● **Your objective**: Retype the material below. Keep every word exactly as it is.

== Records to use

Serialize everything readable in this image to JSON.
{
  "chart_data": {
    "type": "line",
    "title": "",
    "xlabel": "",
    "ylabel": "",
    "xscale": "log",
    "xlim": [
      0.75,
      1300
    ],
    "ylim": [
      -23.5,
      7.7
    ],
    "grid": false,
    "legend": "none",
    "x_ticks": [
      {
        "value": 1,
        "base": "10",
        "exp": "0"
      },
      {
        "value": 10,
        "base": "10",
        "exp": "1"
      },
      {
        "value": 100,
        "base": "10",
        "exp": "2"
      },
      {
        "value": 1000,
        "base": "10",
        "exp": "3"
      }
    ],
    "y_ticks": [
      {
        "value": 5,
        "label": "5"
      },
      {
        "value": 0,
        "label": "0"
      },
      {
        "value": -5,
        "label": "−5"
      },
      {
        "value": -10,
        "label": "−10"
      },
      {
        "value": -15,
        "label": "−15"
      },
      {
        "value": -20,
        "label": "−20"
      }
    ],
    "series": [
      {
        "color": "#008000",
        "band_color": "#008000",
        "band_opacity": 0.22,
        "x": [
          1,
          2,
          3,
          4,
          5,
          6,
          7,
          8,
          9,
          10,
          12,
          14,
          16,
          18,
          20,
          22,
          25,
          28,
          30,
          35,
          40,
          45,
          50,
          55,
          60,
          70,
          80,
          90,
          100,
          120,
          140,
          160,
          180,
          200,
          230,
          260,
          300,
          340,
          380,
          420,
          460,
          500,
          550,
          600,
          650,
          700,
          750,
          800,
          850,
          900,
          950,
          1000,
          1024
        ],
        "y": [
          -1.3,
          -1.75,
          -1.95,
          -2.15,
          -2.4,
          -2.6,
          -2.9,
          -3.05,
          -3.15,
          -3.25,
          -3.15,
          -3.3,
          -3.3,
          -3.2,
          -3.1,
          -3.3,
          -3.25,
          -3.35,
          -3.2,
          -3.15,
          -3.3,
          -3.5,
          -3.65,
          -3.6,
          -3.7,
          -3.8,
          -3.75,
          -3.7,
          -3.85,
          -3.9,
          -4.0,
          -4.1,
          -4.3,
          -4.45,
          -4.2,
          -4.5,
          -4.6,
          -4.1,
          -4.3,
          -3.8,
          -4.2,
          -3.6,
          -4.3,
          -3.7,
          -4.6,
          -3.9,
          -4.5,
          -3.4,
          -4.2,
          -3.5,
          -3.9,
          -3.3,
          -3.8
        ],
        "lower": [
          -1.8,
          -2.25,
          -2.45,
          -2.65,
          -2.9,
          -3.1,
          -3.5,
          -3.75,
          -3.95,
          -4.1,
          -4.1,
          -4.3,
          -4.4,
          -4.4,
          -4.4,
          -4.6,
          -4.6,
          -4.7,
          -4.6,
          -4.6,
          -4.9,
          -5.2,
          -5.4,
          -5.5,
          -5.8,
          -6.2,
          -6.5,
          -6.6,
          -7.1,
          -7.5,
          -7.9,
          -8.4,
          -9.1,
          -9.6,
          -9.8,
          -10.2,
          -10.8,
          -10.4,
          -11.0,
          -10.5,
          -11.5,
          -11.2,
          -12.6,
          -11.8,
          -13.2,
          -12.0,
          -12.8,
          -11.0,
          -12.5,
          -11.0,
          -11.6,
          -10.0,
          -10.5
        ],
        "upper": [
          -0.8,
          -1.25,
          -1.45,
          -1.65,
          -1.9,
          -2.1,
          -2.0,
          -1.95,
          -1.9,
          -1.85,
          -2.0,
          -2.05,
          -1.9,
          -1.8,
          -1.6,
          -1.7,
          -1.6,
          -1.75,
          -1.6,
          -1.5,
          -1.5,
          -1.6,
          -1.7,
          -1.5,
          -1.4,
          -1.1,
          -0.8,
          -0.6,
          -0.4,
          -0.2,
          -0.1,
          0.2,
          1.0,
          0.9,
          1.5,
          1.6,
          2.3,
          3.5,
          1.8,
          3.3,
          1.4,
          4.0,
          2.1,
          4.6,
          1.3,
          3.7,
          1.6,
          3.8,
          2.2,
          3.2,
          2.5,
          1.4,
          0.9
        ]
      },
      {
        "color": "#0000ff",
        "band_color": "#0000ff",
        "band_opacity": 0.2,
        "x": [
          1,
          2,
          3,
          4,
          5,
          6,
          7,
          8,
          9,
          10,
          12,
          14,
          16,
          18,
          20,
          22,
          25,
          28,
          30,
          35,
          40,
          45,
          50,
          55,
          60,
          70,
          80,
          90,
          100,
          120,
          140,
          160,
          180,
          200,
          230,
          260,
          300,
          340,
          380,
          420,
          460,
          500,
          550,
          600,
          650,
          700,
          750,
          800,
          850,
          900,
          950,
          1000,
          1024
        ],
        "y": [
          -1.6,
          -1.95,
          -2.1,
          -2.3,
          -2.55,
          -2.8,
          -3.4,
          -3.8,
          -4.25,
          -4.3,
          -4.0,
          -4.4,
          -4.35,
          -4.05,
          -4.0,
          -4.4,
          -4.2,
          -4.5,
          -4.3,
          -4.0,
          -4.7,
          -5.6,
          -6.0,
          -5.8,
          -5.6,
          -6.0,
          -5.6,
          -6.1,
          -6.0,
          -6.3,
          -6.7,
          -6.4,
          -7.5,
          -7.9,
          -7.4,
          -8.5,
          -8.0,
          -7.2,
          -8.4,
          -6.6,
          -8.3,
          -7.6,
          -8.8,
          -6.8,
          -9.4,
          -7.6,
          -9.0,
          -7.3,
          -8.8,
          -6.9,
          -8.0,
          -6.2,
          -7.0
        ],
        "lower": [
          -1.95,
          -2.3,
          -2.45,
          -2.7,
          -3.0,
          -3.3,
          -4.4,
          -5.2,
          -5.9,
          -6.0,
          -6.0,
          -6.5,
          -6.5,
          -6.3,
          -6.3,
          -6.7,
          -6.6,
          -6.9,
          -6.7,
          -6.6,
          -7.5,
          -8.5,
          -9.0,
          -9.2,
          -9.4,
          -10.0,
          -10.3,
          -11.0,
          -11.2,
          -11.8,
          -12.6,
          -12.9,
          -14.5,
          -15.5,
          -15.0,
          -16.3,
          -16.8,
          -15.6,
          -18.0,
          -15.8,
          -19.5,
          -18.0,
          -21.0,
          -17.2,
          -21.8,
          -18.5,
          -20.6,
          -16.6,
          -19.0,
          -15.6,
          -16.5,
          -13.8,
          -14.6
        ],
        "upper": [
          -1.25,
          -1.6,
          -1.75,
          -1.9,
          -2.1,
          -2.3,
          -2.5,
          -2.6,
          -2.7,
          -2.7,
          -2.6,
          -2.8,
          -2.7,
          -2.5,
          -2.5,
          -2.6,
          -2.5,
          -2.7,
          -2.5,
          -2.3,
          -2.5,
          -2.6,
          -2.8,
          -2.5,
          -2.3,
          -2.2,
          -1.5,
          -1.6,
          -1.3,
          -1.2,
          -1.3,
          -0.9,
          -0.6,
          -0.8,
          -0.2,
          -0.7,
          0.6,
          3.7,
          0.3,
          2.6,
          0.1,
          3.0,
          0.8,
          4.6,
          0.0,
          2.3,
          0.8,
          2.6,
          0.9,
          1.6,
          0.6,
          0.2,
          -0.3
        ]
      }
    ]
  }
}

====

● **Worked answer**:
Serialize everything readable in this image to JSON.
{
  "chart_data": {
    "type": "line",
    "title": "",
    "xlabel": "",
    "ylabel": "",
    "xscale": "log",
    "xlim": [
      0.75,
      1300
    ],
    "ylim": [
      -23.5,
      7.7
    ],
    "grid": false,
    "legend": "none",
    "x_ticks": [
      {
        "value": 1,
        "base": "10",
        "exp": "0"
      },
      {
        "value": 10,
        "base": "10",
        "exp": "1"
      },
      {
        "value": 100,
        "base": "10",
        "exp": "2"
      },
      {
        "value": 1000,
        "base": "10",
        "exp": "3"
      }
    ],
    "y_ticks": [
      {
        "value": 5,
        "label": "5"
      },
      {
        "value": 0,
        "label": "0"
      },
      {
        "value": -5,
        "label": "−5"
      },
      {
        "value": -10,
        "label": "−10"
      },
      {
        "value": -15,
        "label": "−15"
      },
      {
        "value": -20,
        "label": "−20"
      }
    ],
    "series": [
      {
        "color": "#008000",
        "band_color": "#008000",
        "band_opacity": 0.22,
        "x": [
          1,
          2,
          3,
          4,
          5,
          6,
          7,
          8,
          9,
          10,
          12,
          14,
          16,
          18,
          20,
          22,
          25,
          28,
          30,
          35,
          40,
          45,
          50,
          55,
          60,
          70,
          80,
          90,
          100,
          120,
          140,
          160,
          180,
          200,
          230,
          260,
          300,
          340,
          380,
          420,
          460,
          500,
          550,
          600,
          650,
          700,
          750,
          800,
          850,
          900,
          950,
          1000,
          1024
        ],
        "y": [
          -1.3,
          -1.75,
          -1.95,
          -2.15,
          -2.4,
          -2.6,
          -2.9,
          -3.05,
          -3.15,
          -3.25,
          -3.15,
          -3.3,
          -3.3,
          -3.2,
          -3.1,
          -3.3,
          -3.25,
          -3.35,
          -3.2,
          -3.15,
          -3.3,
          -3.5,
          -3.65,
          -3.6,
          -3.7,
          -3.8,
          -3.75,
          -3.7,
          -3.85,
          -3.9,
          -4.0,
          -4.1,
          -4.3,
          -4.45,
          -4.2,
          -4.5,
          -4.6,
          -4.1,
          -4.3,
          -3.8,
          -4.2,
          -3.6,
          -4.3,
          -3.7,
          -4.6,
          -3.9,
          -4.5,
          -3.4,
          -4.2,
          -3.5,
          -3.9,
          -3.3,
          -3.8
        ],
        "lower": [
          -1.8,
          -2.25,
          -2.45,
          -2.65,
          -2.9,
          -3.1,
          -3.5,
          -3.75,
          -3.95,
          -4.1,
          -4.1,
          -4.3,
          -4.4,
          -4.4,
          -4.4,
          -4.6,
          -4.6,
          -4.7,
          -4.6,
          -4.6,
          -4.9,
          -5.2,
          -5.4,
          -5.5,
          -5.8,
          -6.2,
          -6.5,
          -6.6,
          -7.1,
          -7.5,
          -7.9,
          -8.4,
          -9.1,
          -9.6,
          -9.8,
          -10.2,
          -10.8,
          -10.4,
          -11.0,
          -10.5,
          -11.5,
          -11.2,
          -12.6,
          -11.8,
          -13.2,
          -12.0,
          -12.8,
          -11.0,
          -12.5,
          -11.0,
          -11.6,
          -10.0,
          -10.5
        ],
        "upper": [
          -0.8,
          -1.25,
          -1.45,
          -1.65,
          -1.9,
          -2.1,
          -2.0,
          -1.95,
          -1.9,
          -1.85,
          -2.0,
          -2.05,
          -1.9,
          -1.8,
          -1.6,
          -1.7,
          -1.6,
          -1.75,
          -1.6,
          -1.5,
          -1.5,
          -1.6,
          -1.7,
          -1.5,
          -1.4,
          -1.1,
          -0.8,
          -0.6,
          -0.4,
          -0.2,
          -0.1,
          0.2,
          1.0,
          0.9,
          1.5,
          1.6,
          2.3,
          3.5,
          1.8,
          3.3,
          1.4,
          4.0,
          2.1,
          4.6,
          1.3,
          3.7,
          1.6,
          3.8,
          2.2,
          3.2,
          2.5,
          1.4,
          0.9
        ]
      },
      {
        "color": "#0000ff",
        "band_color": "#0000ff",
        "band_opacity": 0.2,
        "x": [
          1,
          2,
          3,
          4,
          5,
          6,
          7,
          8,
          9,
          10,
          12,
          14,
          16,
          18,
          20,
          22,
          25,
          28,
          30,
          35,
          40,
          45,
          50,
          55,
          60,
          70,
          80,
          90,
          100,
          120,
          140,
          160,
          180,
          200,
          230,
          260,
          300,
          340,
          380,
          420,
          460,
          500,
          550,
          600,
          650,
          700,
          750,
          800,
          850,
          900,
          950,
          1000,
          1024
        ],
        "y": [
          -1.6,
          -1.95,
          -2.1,
          -2.3,
          -2.55,
          -2.8,
          -3.4,
          -3.8,
          -4.25,
          -4.3,
          -4.0,
          -4.4,
          -4.35,
          -4.05,
          -4.0,
          -4.4,
          -4.2,
          -4.5,
          -4.3,
          -4.0,
          -4.7,
          -5.6,
          -6.0,
          -5.8,
          -5.6,
          -6.0,
          -5.6,
          -6.1,
          -6.0,
          -6.3,
          -6.7,
          -6.4,
          -7.5,
          -7.9,
          -7.4,
          -8.5,
          -8.0,
          -7.2,
          -8.4,
          -6.6,
          -8.3,
          -7.6,
          -8.8,
          -6.8,
          -9.4,
          -7.6,
          -9.0,
          -7.3,
          -8.8,
          -6.9,
          -8.0,
          -6.2,
          -7.0
        ],
        "lower": [
          -1.95,
          -2.3,
          -2.45,
          -2.7,
          -3.0,
          -3.3,
          -4.4,
          -5.2,
          -5.9,
          -6.0,
          -6.0,
          -6.5,
          -6.5,
          -6.3,
          -6.3,
          -6.7,
          -6.6,
          -6.9,
          -6.7,
          -6.6,
          -7.5,
          -8.5,
          -9.0,
          -9.2,
          -9.4,
          -10.0,
          -10.3,
          -11.0,
          -11.2,
          -11.8,
          -12.6,
          -12.9,
          -14.5,
          -15.5,
          -15.0,
          -16.3,
          -16.8,
          -15.6,
          -18.0,
          -15.8,
          -19.5,
          -18.0,
          -21.0,
          -17.2,
          -21.8,
          -18.5,
          -20.6,
          -16.6,
          -19.0,
          -15.6,
          -16.5,
          -13.8,
          -14.6
        ],
        "upper": [
          -1.25,
          -1.6,
          -1.75,
          -1.9,
          -2.1,
          -2.3,
          -2.5,
          -2.6,
          -2.7,
          -2.7,
          -2.6,
          -2.8,
          -2.7,
          -2.5,
          -2.5,
          -2.6,
          -2.5,
          -2.7,
          -2.5,
          -2.3,
          -2.5,
          -2.6,
          -2.8,
          -2.5,
          -2.3,
          -2.2,
          -1.5,
          -1.6,
          -1.3,
          -1.2,
          -1.3,
          -0.9,
          -0.6,
          -0.8,
          -0.2,
          -0.7,
          0.6,
          3.7,
          0.3,
          2.6,
          0.1,
          3.0,
          0.8,
          4.6,
          0.0,
          2.3,
          0.8,
          2.6,
          0.9,
          1.6,
          0.6,
          0.2,
          -0.3
        ]
      }
    ]
  }
}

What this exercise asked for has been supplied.